[Start Records supplied]

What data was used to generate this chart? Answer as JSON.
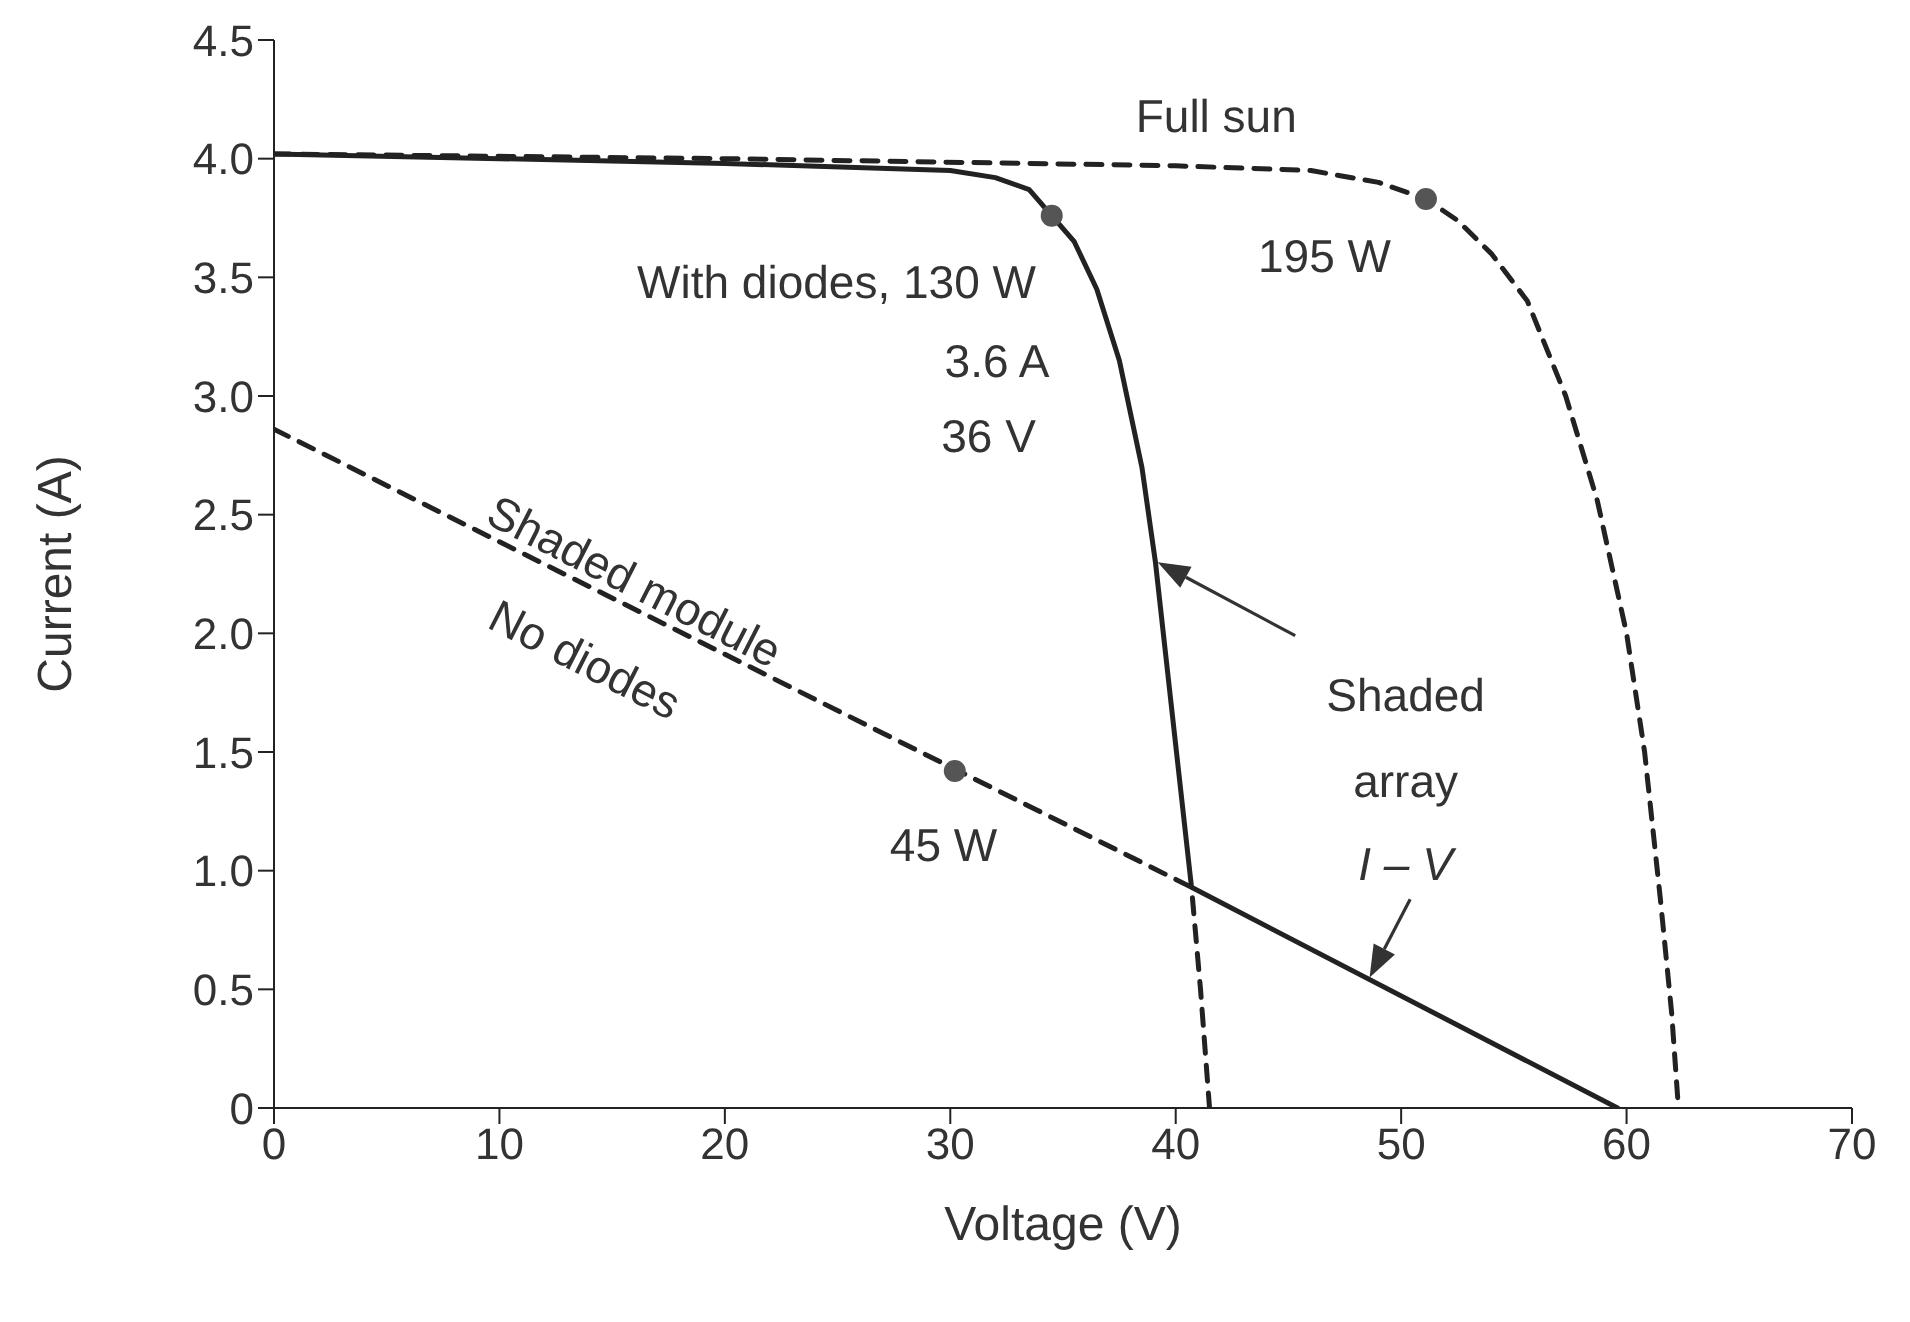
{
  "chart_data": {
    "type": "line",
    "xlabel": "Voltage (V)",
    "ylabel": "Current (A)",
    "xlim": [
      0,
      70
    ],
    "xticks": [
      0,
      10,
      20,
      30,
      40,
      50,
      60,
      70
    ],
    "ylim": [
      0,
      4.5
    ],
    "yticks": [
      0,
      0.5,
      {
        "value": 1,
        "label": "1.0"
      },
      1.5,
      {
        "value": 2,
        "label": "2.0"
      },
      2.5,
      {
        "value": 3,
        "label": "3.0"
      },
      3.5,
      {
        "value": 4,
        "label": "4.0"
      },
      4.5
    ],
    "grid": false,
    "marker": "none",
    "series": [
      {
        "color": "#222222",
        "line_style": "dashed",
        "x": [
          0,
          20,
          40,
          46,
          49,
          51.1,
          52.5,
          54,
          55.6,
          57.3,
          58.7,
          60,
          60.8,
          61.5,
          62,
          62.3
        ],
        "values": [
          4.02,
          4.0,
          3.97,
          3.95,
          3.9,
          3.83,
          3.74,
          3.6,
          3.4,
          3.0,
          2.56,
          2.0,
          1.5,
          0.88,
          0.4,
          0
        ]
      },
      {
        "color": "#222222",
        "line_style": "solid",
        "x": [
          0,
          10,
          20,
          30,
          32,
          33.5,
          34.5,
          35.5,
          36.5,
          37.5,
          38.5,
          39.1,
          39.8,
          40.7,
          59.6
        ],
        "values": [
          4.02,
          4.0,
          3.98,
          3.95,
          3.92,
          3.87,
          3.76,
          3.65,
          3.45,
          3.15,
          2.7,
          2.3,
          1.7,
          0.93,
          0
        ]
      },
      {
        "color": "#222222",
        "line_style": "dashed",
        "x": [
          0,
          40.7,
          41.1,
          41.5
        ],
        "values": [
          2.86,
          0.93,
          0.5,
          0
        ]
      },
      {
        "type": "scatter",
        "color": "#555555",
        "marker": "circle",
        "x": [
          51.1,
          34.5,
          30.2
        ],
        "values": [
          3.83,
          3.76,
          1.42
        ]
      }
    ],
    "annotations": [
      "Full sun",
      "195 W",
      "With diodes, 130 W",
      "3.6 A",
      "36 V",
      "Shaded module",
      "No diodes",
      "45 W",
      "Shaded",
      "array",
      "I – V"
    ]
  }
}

[End Records supplied]
[Start Records supplied]

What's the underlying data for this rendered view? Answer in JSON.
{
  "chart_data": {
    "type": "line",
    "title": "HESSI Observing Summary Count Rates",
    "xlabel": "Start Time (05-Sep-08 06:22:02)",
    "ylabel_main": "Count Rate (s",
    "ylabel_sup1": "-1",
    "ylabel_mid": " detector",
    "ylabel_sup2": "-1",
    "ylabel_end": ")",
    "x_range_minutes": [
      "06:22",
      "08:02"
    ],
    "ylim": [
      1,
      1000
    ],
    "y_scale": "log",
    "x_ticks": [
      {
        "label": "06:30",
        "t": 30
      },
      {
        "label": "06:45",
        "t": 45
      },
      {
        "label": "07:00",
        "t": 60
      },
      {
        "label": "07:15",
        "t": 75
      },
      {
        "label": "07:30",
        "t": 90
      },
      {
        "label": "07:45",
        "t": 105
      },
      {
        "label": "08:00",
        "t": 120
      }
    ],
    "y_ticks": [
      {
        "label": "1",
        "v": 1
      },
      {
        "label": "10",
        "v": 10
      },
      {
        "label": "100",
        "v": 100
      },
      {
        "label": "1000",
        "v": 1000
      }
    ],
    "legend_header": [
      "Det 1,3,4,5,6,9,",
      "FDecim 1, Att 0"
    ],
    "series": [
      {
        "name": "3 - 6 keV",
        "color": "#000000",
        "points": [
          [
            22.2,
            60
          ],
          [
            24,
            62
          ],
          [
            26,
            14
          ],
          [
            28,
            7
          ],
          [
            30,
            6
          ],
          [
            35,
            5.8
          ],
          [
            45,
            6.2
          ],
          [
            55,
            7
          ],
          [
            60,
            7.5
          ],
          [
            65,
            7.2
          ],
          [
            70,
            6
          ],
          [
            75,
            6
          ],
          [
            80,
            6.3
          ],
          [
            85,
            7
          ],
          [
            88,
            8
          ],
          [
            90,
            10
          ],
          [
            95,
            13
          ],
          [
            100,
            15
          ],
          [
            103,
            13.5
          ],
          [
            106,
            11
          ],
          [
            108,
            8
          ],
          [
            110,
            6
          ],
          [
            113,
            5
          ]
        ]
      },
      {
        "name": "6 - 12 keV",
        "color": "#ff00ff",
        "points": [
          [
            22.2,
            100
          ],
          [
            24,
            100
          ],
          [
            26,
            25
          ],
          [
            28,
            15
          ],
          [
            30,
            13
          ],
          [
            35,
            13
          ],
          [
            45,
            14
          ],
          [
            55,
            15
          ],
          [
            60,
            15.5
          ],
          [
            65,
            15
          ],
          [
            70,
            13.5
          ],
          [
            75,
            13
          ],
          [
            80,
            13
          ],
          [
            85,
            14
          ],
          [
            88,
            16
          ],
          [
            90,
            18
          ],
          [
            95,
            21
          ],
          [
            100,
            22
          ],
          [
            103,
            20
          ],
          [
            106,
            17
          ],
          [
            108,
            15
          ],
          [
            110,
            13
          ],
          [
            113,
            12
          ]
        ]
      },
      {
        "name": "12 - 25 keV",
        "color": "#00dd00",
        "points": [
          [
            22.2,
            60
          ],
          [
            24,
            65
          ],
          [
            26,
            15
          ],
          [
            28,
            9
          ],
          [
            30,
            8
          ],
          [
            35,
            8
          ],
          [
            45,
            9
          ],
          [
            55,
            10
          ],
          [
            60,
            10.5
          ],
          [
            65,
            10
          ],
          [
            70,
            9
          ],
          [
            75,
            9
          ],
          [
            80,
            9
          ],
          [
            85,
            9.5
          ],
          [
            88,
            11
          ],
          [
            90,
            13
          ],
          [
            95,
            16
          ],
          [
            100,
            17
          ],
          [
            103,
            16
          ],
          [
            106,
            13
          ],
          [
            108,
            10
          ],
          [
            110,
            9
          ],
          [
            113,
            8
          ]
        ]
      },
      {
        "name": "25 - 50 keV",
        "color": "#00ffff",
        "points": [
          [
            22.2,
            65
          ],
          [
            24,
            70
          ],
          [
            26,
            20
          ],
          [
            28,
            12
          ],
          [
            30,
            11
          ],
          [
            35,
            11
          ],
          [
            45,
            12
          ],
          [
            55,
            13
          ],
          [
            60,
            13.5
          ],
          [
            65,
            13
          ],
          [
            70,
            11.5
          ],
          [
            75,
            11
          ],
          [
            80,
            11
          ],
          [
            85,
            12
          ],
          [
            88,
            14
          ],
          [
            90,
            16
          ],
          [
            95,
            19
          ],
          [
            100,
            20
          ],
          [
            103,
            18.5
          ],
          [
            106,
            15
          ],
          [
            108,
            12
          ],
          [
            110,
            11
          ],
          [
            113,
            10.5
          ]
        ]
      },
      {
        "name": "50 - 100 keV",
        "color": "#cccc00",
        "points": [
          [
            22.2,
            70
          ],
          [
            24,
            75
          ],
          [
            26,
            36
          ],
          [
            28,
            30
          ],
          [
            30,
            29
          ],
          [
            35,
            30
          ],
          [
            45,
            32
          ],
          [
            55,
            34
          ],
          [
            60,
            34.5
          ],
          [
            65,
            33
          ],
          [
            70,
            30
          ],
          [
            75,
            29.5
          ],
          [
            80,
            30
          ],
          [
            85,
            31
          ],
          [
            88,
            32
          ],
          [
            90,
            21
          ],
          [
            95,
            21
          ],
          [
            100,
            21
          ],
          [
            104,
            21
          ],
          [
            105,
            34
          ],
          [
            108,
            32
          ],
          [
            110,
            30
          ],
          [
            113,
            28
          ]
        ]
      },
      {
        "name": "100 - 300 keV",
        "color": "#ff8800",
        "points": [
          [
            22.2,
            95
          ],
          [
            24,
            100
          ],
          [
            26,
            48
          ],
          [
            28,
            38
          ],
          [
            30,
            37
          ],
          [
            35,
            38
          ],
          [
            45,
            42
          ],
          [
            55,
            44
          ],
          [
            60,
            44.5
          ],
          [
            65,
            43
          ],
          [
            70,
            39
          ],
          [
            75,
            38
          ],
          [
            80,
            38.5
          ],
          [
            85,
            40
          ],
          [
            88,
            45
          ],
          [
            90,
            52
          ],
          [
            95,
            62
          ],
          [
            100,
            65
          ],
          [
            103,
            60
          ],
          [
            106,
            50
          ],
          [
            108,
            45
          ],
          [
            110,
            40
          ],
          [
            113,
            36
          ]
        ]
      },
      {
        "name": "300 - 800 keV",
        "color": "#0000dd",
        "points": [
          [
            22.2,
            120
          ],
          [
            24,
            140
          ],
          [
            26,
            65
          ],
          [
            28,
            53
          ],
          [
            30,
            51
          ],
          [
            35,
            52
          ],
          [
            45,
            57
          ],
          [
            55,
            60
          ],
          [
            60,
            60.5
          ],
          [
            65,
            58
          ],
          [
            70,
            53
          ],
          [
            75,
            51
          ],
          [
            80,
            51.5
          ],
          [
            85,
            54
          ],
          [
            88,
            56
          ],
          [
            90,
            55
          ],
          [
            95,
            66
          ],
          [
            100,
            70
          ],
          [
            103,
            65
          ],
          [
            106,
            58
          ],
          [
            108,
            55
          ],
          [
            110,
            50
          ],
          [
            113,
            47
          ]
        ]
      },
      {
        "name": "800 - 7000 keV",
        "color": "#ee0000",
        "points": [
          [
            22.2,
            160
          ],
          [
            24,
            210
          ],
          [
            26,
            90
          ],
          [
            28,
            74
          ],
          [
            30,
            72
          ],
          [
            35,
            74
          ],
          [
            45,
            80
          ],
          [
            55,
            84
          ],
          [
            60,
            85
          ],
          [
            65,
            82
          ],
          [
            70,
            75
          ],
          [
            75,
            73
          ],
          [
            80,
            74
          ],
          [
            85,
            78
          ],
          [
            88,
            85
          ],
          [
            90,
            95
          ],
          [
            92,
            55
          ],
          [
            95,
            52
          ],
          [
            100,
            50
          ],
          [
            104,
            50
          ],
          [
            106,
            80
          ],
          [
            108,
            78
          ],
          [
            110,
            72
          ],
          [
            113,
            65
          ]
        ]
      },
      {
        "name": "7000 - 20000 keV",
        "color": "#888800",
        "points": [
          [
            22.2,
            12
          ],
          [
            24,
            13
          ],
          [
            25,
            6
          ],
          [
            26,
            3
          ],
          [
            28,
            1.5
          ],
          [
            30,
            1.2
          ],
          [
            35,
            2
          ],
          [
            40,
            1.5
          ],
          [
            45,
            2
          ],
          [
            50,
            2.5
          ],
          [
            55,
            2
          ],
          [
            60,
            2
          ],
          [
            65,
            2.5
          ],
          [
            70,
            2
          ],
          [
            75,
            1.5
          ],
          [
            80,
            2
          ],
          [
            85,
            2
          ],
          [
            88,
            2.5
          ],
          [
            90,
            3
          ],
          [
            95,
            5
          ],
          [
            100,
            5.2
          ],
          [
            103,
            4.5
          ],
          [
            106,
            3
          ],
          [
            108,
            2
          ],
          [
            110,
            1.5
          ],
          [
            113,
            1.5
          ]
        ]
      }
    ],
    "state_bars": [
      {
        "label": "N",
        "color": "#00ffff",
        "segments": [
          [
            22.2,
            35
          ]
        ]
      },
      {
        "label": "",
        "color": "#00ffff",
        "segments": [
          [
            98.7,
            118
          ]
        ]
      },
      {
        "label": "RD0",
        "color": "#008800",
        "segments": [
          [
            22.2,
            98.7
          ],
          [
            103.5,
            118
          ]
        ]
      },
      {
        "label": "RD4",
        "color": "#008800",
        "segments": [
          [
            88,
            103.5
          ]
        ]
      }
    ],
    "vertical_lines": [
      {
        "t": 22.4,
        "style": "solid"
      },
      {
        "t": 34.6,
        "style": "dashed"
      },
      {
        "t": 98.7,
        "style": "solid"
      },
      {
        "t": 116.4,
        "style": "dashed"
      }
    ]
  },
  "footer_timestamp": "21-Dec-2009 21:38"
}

[End Records supplied]

* **The exercise**
Identify each line of the material where the word "xlabel" shows up, and copy it.

* **Output of the exercise**
    "xlabel": "Voltage (V)",
    "xlabel": "Start Time (05-Sep-08 06:22:02)",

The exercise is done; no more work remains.